▸ Data lines:
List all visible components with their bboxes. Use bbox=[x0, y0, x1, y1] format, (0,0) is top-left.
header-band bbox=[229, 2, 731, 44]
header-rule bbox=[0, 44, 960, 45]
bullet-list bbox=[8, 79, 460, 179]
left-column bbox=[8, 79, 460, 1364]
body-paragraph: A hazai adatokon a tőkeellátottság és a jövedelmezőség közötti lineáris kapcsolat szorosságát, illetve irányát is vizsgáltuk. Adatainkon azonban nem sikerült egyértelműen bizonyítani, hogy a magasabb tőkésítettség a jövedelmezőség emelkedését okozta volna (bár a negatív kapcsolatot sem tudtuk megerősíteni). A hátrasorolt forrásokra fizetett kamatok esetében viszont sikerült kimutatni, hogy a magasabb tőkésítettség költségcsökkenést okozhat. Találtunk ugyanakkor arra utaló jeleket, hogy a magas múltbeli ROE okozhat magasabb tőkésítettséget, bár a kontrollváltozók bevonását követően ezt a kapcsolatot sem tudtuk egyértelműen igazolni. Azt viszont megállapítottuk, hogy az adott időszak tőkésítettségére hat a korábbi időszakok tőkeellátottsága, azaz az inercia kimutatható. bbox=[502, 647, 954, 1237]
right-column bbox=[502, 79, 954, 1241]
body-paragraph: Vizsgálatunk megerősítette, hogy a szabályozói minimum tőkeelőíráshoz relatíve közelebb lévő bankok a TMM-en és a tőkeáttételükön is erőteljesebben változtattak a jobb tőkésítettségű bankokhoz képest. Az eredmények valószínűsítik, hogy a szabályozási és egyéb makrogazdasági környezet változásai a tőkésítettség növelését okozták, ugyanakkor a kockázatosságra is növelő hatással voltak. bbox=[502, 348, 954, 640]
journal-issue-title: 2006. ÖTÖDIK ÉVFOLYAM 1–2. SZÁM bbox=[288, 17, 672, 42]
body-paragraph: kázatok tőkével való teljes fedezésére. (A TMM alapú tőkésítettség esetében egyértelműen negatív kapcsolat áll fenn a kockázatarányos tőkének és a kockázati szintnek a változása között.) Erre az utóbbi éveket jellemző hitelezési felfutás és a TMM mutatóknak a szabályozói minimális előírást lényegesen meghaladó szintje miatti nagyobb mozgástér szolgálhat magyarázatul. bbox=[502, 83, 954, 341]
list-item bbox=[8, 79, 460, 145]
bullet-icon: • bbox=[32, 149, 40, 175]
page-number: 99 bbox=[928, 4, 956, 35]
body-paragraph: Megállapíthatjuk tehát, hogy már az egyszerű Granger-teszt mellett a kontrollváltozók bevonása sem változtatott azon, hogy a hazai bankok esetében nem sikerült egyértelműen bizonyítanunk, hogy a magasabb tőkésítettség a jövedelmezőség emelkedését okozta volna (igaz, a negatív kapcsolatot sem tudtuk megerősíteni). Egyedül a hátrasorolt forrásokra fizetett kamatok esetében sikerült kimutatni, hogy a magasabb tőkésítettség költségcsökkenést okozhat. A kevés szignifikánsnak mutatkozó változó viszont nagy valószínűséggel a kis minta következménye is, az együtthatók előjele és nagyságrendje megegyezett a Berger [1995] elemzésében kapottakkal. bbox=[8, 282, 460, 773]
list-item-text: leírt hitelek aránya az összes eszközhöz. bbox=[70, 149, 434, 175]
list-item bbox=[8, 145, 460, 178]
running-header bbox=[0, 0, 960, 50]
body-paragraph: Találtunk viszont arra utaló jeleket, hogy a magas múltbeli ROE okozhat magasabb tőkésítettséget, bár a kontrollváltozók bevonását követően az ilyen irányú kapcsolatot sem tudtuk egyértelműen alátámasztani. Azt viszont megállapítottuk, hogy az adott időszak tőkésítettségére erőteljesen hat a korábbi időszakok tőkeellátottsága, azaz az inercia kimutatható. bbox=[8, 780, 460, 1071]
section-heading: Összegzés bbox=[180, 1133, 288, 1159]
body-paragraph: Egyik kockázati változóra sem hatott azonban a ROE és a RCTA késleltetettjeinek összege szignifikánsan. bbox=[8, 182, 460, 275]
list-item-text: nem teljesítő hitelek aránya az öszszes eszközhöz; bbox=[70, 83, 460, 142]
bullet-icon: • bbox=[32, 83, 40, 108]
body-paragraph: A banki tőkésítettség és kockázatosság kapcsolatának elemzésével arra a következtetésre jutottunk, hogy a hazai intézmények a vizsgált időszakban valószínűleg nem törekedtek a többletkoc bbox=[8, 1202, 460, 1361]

▸ The task:
Rewrite the material as a Markdown table with the columns Row and Line, covering everything from the start of the material through the line holding "left-column bbox=[8, 79, 460, 1364]", inclusive. Give each line its own numbered row and leave out any blank lines.

▸ Complete response:
| Row | Line |
|---|---|
| 1 | List all visible components with their bboxes. Use bbox=[x0, y0, x1, y1] format, (0,0) is top-left. |
| 2 | header-band bbox=[229, 2, 731, 44] |
| 3 | header-rule bbox=[0, 44, 960, 45] |
| 4 | bullet-list bbox=[8, 79, 460, 179] |
| 5 | left-column bbox=[8, 79, 460, 1364] |